# TASK STATEMENT
Find and copy every line in the records that includes the string "Kultur".

*** THE INPUT ***

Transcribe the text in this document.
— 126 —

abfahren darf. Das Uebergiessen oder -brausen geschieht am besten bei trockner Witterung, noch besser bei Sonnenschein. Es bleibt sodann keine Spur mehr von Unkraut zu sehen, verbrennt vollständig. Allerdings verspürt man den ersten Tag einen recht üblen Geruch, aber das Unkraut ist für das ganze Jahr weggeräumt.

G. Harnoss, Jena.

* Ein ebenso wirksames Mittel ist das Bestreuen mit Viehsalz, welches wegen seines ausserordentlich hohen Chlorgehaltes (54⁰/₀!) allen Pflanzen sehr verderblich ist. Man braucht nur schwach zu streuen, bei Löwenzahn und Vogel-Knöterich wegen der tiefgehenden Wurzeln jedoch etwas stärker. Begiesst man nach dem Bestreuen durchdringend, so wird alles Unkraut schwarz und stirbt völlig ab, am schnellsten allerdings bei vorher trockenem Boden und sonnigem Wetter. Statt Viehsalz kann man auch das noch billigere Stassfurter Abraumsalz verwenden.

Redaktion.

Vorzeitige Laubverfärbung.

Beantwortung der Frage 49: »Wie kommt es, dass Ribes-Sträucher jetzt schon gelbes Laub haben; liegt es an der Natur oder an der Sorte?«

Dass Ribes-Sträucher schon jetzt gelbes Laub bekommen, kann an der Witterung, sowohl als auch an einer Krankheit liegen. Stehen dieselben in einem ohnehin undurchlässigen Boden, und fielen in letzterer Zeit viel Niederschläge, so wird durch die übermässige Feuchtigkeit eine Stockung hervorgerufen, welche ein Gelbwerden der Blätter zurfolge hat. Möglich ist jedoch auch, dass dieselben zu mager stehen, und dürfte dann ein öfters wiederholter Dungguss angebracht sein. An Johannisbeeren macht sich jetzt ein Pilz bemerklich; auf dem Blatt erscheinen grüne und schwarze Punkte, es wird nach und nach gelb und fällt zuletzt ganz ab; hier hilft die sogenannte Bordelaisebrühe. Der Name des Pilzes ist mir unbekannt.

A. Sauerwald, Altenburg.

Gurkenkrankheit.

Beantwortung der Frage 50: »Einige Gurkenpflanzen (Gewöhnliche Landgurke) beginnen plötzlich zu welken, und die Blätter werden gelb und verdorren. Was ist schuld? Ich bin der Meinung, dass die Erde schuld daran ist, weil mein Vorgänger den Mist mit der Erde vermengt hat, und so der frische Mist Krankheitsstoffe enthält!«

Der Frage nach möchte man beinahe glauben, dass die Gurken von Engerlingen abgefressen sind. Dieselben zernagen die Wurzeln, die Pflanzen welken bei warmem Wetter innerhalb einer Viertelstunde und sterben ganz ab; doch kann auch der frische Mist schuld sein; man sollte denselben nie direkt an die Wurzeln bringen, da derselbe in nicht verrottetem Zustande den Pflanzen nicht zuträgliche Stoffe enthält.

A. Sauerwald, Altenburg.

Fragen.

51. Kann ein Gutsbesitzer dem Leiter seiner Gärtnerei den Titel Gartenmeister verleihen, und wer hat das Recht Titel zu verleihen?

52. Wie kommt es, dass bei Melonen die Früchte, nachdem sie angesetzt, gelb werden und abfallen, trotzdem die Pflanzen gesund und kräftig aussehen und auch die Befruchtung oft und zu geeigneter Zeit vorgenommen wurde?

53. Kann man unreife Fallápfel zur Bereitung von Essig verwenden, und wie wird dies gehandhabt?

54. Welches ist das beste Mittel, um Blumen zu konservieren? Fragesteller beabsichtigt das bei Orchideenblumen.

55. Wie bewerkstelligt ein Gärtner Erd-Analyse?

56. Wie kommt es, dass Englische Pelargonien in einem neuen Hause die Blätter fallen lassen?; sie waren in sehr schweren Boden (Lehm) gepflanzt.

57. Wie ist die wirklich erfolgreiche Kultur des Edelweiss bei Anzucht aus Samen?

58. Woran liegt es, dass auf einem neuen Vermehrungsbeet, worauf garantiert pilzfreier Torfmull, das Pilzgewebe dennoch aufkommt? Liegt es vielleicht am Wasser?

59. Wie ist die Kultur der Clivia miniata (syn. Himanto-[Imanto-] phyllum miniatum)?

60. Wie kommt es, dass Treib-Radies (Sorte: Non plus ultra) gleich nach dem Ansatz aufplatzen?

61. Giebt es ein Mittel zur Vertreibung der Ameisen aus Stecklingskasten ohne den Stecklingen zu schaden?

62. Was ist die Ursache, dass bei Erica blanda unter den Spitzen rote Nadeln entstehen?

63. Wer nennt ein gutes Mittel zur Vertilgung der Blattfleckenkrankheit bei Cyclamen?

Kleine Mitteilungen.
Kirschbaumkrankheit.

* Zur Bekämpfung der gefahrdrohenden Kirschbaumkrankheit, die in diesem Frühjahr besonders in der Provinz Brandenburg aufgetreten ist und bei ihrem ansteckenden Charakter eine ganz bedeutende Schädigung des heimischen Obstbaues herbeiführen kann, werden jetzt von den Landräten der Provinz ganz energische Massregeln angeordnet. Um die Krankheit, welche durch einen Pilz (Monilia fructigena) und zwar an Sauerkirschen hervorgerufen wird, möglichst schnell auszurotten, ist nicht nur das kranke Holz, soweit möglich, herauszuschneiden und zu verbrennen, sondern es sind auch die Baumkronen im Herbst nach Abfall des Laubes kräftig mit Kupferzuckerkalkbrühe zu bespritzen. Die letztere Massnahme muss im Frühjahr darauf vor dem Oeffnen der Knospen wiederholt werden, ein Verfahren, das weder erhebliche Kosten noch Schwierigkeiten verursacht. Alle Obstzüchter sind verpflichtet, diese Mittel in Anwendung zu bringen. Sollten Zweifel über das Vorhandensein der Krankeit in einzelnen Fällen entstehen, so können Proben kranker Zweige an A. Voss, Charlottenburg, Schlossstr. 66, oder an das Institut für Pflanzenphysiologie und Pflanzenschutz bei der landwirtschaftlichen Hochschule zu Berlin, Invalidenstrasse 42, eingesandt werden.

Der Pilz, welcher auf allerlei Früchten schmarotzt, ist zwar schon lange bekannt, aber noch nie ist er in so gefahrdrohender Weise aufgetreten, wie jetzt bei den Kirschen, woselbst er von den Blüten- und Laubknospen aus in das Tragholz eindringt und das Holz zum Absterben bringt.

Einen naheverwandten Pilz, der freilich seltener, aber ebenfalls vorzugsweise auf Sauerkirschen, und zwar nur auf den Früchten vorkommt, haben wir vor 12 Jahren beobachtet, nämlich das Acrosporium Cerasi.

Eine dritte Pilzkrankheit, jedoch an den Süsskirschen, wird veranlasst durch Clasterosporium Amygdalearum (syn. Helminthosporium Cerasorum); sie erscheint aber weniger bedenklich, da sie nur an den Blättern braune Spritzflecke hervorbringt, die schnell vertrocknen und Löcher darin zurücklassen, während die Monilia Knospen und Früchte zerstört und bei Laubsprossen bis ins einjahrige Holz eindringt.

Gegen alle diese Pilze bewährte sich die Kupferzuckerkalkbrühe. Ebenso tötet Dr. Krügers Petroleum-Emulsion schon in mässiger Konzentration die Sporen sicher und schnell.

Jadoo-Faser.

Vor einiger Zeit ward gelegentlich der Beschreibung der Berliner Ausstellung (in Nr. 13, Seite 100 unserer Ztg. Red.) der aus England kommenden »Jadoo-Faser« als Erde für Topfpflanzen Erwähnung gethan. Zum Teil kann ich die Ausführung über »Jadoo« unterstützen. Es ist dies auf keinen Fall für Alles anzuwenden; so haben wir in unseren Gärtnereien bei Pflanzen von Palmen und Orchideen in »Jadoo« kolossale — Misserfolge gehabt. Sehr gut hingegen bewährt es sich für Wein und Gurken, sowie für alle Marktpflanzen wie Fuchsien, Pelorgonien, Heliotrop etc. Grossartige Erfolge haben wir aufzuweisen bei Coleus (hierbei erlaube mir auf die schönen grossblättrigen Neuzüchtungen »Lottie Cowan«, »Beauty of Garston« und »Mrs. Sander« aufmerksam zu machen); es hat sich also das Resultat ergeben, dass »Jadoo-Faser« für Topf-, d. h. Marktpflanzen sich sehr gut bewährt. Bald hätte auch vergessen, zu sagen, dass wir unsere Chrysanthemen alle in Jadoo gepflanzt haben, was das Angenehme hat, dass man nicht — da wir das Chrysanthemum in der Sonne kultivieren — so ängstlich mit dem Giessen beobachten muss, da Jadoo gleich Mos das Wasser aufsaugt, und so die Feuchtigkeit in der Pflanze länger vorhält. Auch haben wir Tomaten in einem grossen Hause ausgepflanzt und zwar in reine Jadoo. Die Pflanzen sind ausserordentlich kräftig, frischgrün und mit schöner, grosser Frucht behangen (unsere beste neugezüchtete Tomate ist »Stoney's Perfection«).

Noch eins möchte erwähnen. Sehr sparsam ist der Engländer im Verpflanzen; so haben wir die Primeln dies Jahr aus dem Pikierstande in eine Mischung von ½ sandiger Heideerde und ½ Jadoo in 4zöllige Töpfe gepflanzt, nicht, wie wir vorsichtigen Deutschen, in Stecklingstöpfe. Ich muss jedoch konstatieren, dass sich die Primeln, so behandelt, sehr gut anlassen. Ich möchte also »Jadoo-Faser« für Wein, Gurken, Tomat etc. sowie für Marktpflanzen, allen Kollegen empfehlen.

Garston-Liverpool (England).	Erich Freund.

***

# ANSWER SECTION
57. Wie ist die wirklich erfolgreiche Kultur des Edelweiss bei Anzucht aus Samen?
59. Wie ist die Kultur der Clivia miniata (syn. Himanto-[Imanto-] phyllum miniatum)?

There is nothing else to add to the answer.